Provided records |
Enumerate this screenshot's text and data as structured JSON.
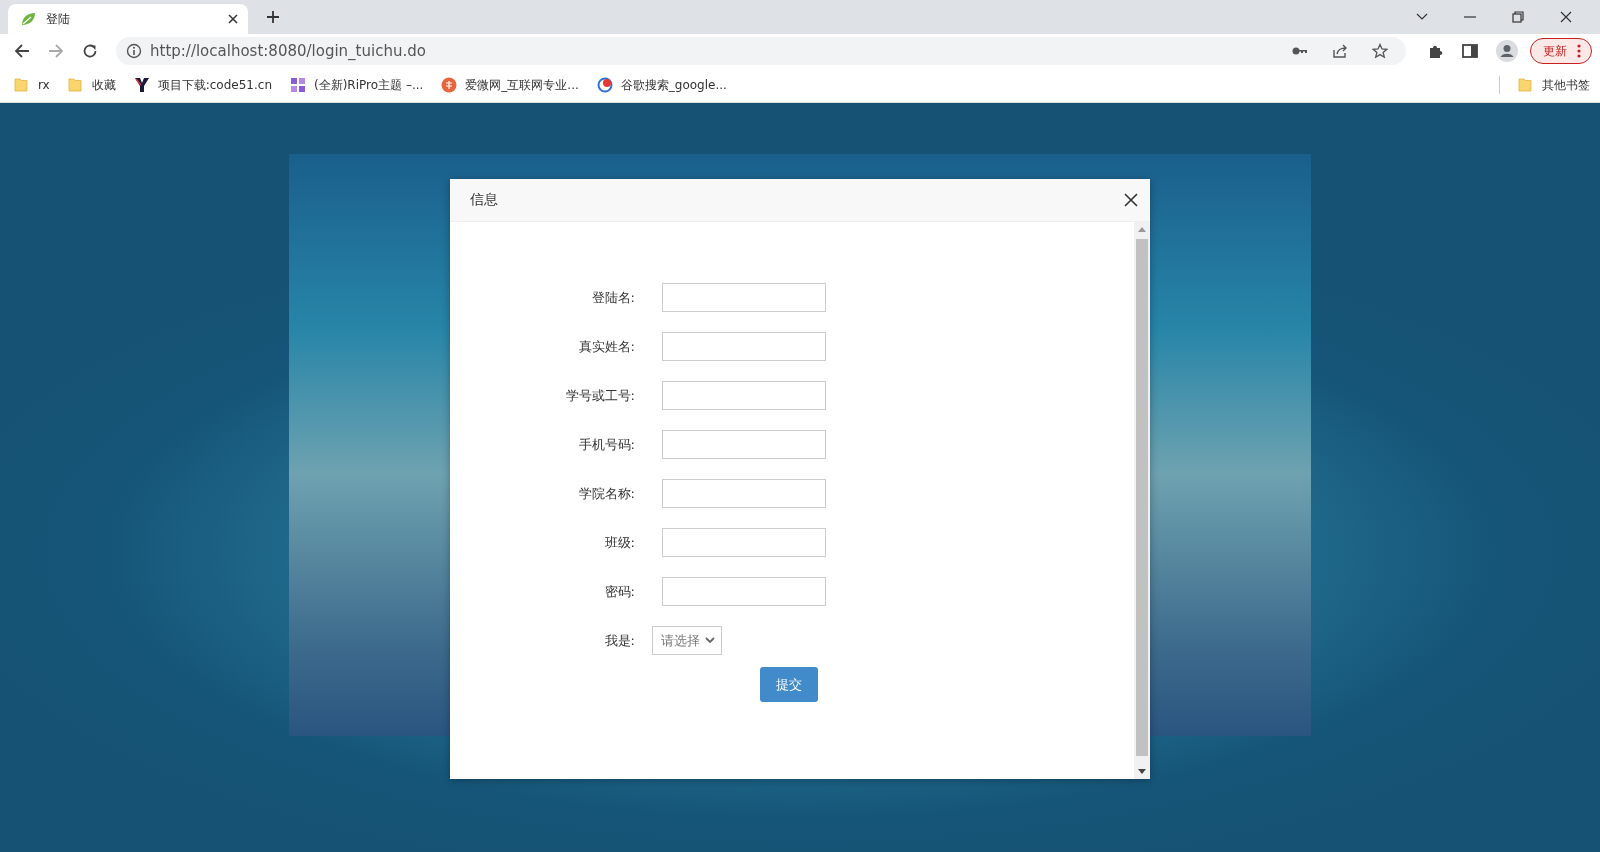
{
  "browser": {
    "tab": {
      "title": "登陆",
      "selected": true
    },
    "address": {
      "url": "http://localhost:8080/login_tuichu.do"
    },
    "update_button": "更新",
    "bookmarks": [
      {
        "label": "rx",
        "kind": "folder"
      },
      {
        "label": "收藏",
        "kind": "folder"
      },
      {
        "label": "项目下载:code51.cn",
        "kind": "y"
      },
      {
        "label": "(全新)RiPro主题 –...",
        "kind": "square"
      },
      {
        "label": "爱微网_互联网专业...",
        "kind": "orange"
      },
      {
        "label": "谷歌搜索_google...",
        "kind": "ring"
      }
    ],
    "other_bookmarks": "其他书签"
  },
  "dialog": {
    "title": "信息",
    "fields": [
      {
        "label": "登陆名:",
        "kind": "text"
      },
      {
        "label": "真实姓名:",
        "kind": "text"
      },
      {
        "label": "学号或工号:",
        "kind": "text"
      },
      {
        "label": "手机号码:",
        "kind": "text"
      },
      {
        "label": "学院名称:",
        "kind": "text"
      },
      {
        "label": "班级:",
        "kind": "text"
      },
      {
        "label": "密码:",
        "kind": "text"
      },
      {
        "label": "我是:",
        "kind": "select",
        "value": "请选择"
      }
    ],
    "submit": "提交"
  }
}
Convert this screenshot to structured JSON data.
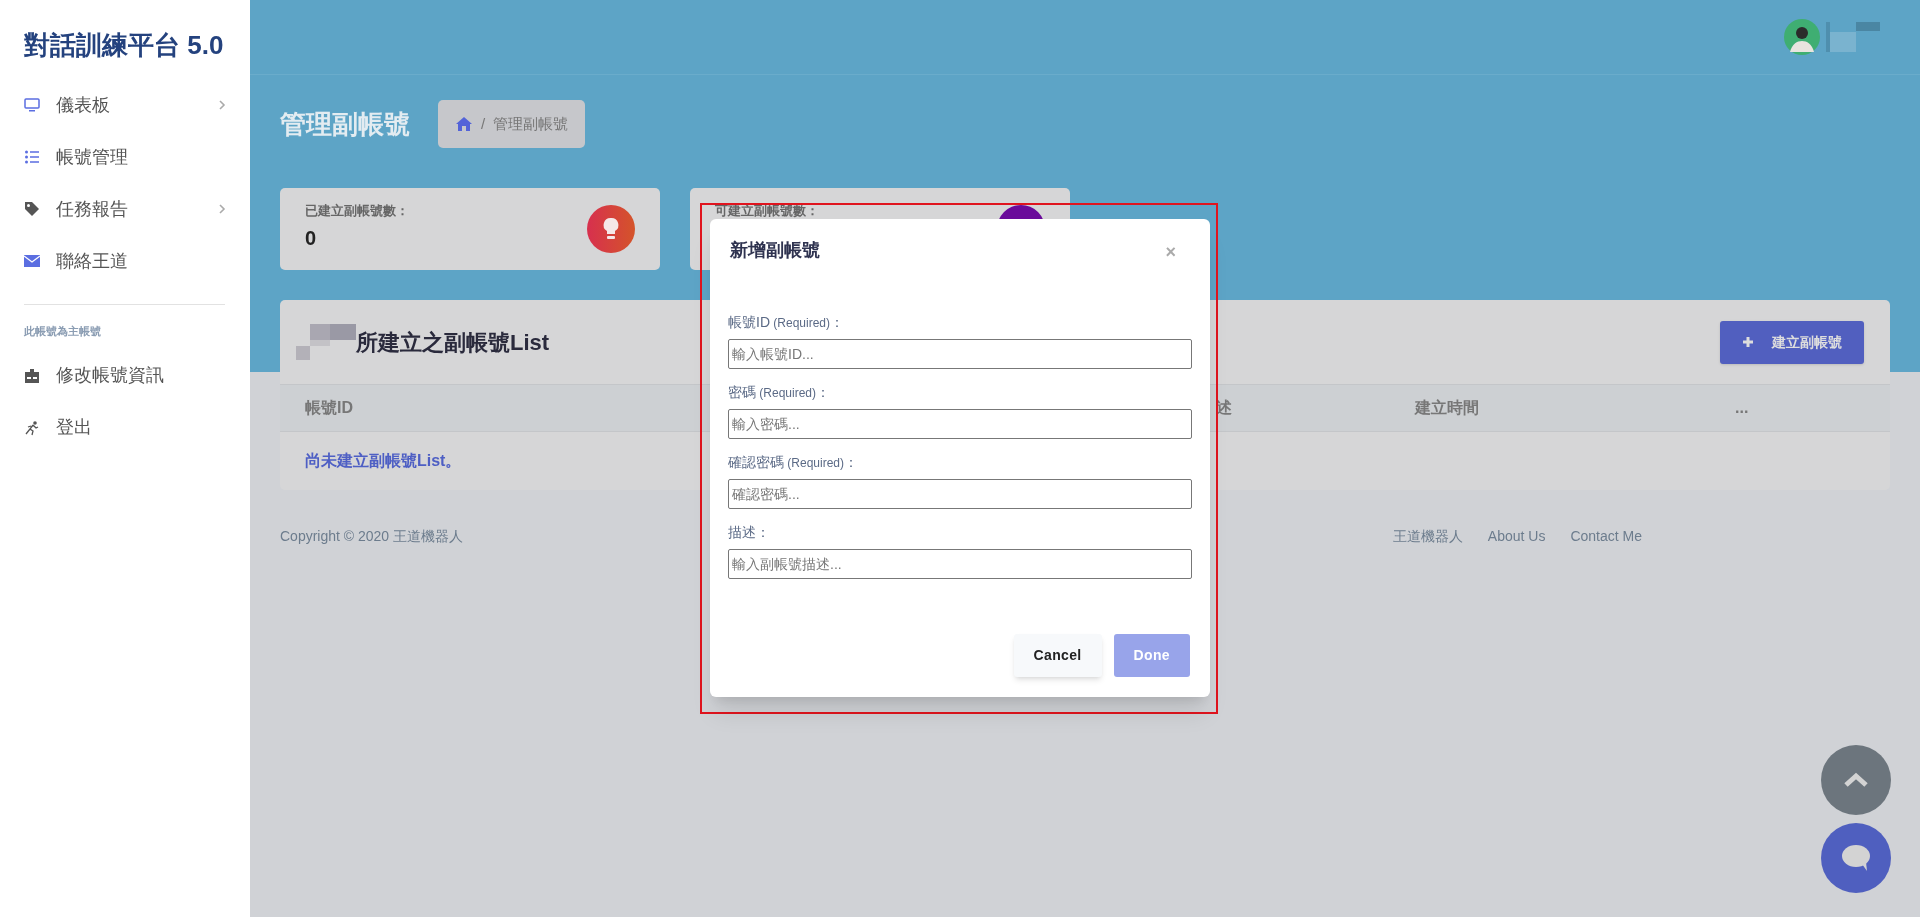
{
  "sidebar": {
    "title": "對話訓練平台 5.0",
    "items": [
      {
        "label": "儀表板",
        "expandable": true
      },
      {
        "label": "帳號管理",
        "expandable": false
      },
      {
        "label": "任務報告",
        "expandable": true
      },
      {
        "label": "聯絡王道",
        "expandable": false
      }
    ],
    "section_label": "此帳號為主帳號",
    "account_items": [
      {
        "label": "修改帳號資訊"
      },
      {
        "label": "登出"
      }
    ]
  },
  "page": {
    "title": "管理副帳號",
    "breadcrumb": "管理副帳號",
    "breadcrumb_separator": "/"
  },
  "stats": [
    {
      "label": "已建立副帳號數：",
      "value": "0"
    },
    {
      "label": "可建立副帳號數："
    }
  ],
  "list": {
    "title": "所建立之副帳號List",
    "add_button": "建立副帳號",
    "columns": [
      "帳號ID",
      "述",
      "建立時間",
      "..."
    ],
    "empty_message": "尚未建立副帳號List。"
  },
  "footer": {
    "copyright": "Copyright © 2020 王道機器人",
    "links": [
      "王道機器人",
      "About Us",
      "Contact Me"
    ]
  },
  "modal": {
    "title": "新增副帳號",
    "close": "×",
    "fields": [
      {
        "label": "帳號ID",
        "note": "(Required)",
        "suffix": "：",
        "placeholder": "輸入帳號ID..."
      },
      {
        "label": "密碼",
        "note": "(Required)",
        "suffix": "：",
        "placeholder": "輸入密碼..."
      },
      {
        "label": "確認密碼",
        "note": "(Required)",
        "suffix": "：",
        "placeholder": "確認密碼..."
      },
      {
        "label": "描述",
        "suffix": "：",
        "placeholder": "輸入副帳號描述..."
      }
    ],
    "buttons": [
      {
        "label": "Cancel",
        "kind": "secondary",
        "disabled": false
      },
      {
        "label": "Done",
        "kind": "primary",
        "disabled": true
      }
    ]
  }
}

Exercise task | State how many lines include the string "screenshot", and nothing more.

Result | 2